----- Information shown

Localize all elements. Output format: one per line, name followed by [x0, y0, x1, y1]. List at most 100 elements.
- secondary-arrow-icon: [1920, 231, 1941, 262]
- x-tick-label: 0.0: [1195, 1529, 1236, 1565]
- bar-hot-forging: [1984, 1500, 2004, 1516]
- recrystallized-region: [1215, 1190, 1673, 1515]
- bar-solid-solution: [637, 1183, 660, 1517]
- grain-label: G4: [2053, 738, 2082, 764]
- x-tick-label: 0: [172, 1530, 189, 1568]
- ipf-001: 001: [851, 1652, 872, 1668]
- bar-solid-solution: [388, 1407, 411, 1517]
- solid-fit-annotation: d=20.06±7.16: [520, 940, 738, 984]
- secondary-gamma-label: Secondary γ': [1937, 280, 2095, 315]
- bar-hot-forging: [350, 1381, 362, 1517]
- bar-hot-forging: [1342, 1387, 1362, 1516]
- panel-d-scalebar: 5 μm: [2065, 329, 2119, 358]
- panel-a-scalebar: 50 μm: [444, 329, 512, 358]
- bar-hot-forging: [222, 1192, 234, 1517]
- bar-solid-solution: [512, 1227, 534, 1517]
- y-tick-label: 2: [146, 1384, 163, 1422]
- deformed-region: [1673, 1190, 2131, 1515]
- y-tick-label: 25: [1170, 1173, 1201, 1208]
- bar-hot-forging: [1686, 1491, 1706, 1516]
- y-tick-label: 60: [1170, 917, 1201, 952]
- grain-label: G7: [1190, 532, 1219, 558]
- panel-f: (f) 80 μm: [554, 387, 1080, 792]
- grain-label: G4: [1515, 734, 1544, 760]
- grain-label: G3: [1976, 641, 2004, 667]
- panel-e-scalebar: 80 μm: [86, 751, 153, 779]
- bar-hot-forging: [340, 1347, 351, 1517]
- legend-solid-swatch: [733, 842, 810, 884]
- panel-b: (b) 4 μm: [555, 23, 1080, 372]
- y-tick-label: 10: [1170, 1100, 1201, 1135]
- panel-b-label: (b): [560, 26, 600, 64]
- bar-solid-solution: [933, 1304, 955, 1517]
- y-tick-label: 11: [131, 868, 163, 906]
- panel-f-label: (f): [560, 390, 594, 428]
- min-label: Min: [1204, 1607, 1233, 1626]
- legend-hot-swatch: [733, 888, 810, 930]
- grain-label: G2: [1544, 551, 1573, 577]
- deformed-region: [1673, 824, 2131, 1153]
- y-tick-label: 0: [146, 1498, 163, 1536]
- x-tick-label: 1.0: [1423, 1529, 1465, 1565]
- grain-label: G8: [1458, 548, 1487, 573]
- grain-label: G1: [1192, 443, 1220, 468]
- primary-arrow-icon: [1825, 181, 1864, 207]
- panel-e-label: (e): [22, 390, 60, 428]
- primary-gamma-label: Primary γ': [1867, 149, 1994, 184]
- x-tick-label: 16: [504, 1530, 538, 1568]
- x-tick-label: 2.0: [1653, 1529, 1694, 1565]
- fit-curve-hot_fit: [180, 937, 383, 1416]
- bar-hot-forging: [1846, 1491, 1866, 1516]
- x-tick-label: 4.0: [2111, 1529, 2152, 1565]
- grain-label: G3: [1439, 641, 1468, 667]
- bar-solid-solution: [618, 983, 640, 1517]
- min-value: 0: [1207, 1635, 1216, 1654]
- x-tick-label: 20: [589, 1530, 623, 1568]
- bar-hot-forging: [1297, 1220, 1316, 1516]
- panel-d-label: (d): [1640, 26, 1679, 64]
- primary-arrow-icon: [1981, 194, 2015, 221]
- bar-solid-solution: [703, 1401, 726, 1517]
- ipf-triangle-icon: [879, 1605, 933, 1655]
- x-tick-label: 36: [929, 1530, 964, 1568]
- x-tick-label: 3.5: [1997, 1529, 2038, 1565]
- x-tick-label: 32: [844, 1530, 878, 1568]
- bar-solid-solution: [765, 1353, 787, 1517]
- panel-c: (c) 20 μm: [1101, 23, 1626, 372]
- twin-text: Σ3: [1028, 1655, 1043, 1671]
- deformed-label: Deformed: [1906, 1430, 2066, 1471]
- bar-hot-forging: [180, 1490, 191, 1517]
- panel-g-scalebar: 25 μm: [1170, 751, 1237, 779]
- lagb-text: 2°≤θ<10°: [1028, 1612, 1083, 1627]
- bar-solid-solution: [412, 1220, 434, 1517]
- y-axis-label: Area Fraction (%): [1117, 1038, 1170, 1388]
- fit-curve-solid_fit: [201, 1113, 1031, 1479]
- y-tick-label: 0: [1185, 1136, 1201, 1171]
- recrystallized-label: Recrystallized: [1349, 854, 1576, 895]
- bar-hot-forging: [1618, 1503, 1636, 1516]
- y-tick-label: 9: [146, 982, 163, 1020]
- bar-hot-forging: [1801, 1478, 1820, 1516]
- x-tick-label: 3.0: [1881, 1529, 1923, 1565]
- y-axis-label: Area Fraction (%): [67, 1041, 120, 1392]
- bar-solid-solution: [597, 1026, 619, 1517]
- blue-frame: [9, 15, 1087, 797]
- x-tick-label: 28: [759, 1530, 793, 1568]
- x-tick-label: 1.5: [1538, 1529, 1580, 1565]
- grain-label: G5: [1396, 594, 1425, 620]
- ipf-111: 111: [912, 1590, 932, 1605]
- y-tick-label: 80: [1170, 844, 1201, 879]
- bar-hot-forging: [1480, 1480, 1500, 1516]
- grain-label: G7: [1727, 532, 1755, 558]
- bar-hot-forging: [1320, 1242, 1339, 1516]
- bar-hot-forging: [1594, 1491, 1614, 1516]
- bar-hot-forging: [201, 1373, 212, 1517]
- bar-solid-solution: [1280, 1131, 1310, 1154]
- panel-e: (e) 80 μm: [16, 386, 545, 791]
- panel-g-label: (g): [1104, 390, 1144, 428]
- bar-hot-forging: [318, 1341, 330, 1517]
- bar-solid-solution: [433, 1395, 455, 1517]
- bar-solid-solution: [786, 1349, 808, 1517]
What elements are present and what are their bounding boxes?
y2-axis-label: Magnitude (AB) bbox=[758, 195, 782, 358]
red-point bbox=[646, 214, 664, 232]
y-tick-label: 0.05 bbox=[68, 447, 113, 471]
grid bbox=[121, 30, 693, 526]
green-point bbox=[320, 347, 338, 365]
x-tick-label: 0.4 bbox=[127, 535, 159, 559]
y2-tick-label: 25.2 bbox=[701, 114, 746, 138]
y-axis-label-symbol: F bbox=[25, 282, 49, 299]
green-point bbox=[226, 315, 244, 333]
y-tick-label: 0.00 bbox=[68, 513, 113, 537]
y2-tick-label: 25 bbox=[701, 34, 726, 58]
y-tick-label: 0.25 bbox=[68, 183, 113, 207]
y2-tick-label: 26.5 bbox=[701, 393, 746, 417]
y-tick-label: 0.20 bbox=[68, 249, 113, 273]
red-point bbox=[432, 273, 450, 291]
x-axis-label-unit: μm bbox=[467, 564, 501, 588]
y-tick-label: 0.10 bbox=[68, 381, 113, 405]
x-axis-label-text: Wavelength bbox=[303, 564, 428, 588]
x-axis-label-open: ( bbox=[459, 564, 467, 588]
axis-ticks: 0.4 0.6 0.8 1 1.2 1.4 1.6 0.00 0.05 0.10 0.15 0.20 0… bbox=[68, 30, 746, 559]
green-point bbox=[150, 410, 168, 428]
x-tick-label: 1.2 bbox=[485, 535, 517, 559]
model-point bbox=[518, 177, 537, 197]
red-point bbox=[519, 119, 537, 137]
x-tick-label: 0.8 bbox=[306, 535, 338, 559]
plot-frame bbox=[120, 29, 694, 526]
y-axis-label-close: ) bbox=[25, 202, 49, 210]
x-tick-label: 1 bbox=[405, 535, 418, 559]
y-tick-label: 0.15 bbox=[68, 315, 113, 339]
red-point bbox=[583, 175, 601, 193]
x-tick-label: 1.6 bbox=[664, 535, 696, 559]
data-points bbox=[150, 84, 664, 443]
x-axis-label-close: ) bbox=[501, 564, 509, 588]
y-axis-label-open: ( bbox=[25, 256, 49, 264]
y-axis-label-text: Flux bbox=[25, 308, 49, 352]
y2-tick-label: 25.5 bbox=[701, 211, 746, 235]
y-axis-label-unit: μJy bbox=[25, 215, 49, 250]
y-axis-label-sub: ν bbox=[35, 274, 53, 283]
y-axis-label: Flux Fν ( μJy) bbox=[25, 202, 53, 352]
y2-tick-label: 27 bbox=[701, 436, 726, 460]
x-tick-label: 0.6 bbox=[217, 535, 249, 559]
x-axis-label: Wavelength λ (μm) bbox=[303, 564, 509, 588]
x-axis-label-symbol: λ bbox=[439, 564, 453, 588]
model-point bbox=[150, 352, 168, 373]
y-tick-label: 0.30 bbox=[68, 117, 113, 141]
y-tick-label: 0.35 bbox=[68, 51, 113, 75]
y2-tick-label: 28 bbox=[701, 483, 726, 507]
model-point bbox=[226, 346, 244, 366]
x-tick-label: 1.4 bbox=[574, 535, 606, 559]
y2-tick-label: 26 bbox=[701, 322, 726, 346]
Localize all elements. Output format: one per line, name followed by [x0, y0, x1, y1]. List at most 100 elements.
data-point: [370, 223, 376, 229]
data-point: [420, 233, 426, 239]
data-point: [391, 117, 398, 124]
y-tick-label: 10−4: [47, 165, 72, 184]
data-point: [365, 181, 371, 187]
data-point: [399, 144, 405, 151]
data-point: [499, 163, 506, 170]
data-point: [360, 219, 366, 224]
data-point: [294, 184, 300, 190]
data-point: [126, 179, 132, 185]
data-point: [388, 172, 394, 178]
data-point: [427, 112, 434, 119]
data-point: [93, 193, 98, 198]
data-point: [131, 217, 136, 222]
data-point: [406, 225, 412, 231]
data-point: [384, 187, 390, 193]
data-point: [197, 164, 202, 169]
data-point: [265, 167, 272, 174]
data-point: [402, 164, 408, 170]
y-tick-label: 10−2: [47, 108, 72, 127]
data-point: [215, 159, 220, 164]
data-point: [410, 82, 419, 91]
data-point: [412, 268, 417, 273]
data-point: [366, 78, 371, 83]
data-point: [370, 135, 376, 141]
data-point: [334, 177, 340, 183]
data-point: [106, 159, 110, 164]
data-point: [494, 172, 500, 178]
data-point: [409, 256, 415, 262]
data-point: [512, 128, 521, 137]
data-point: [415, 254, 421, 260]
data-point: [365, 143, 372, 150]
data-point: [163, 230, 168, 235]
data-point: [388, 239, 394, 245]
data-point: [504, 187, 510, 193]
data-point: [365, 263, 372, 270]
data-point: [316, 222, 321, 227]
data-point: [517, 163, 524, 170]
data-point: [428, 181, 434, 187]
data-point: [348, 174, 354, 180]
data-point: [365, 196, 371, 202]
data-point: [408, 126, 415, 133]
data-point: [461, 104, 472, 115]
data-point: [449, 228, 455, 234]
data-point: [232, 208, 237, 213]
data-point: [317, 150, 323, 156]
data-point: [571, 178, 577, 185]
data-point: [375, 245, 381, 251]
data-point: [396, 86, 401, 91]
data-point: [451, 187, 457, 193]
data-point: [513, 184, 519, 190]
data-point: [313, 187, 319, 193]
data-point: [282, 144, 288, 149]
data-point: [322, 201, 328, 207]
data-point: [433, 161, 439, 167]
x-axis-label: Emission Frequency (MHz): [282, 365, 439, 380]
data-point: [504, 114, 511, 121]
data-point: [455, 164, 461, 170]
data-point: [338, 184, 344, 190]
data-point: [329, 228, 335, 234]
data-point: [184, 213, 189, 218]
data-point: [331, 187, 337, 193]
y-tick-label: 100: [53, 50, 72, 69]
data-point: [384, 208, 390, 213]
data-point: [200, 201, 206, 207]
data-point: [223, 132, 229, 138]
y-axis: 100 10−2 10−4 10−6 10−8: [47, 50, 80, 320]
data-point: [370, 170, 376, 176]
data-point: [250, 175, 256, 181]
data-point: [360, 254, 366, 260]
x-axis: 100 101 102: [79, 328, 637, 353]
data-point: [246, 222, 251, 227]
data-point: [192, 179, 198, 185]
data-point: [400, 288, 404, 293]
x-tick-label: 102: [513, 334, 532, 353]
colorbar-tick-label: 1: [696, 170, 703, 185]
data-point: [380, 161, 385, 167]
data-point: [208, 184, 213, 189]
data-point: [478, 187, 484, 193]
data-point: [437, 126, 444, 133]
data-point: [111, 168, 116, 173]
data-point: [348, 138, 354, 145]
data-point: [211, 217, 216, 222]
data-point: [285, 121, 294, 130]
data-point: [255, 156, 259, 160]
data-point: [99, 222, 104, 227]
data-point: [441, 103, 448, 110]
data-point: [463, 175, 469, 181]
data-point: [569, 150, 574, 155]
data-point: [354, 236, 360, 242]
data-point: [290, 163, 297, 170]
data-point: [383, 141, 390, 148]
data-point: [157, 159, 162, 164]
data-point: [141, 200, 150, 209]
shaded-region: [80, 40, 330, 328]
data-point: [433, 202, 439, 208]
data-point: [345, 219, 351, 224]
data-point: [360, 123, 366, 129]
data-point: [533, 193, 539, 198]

----------

■ Stated goal:
Reproduce the material word for word, beginning at its first line and continuing through the line that contains "- panel-f: (f) 80 μm: [554, 387, 1080, 792]".

■ Exercise answer:
Localize all elements. Output format: one per line, name followed by [x0, y0, x1, y1]. List at most 100 elements.
- secondary-arrow-icon: [1920, 231, 1941, 262]
- x-tick-label: 0.0: [1195, 1529, 1236, 1565]
- bar-hot-forging: [1984, 1500, 2004, 1516]
- recrystallized-region: [1215, 1190, 1673, 1515]
- bar-solid-solution: [637, 1183, 660, 1517]
- grain-label: G4: [2053, 738, 2082, 764]
- x-tick-label: 0: [172, 1530, 189, 1568]
- ipf-001: 001: [851, 1652, 872, 1668]
- bar-solid-solution: [388, 1407, 411, 1517]
- solid-fit-annotation: d=20.06±7.16: [520, 940, 738, 984]
- secondary-gamma-label: Secondary γ': [1937, 280, 2095, 315]
- bar-hot-forging: [350, 1381, 362, 1517]
- bar-hot-forging: [1342, 1387, 1362, 1516]
- panel-d-scalebar: 5 μm: [2065, 329, 2119, 358]
- panel-a-scalebar: 50 μm: [444, 329, 512, 358]
- bar-hot-forging: [222, 1192, 234, 1517]
- bar-solid-solution: [512, 1227, 534, 1517]
- y-tick-label: 2: [146, 1384, 163, 1422]
- deformed-region: [1673, 1190, 2131, 1515]
- y-tick-label: 25: [1170, 1173, 1201, 1208]
- bar-hot-forging: [1686, 1491, 1706, 1516]
- y-tick-label: 60: [1170, 917, 1201, 952]
- grain-label: G7: [1190, 532, 1219, 558]
- panel-f: (f) 80 μm: [554, 387, 1080, 792]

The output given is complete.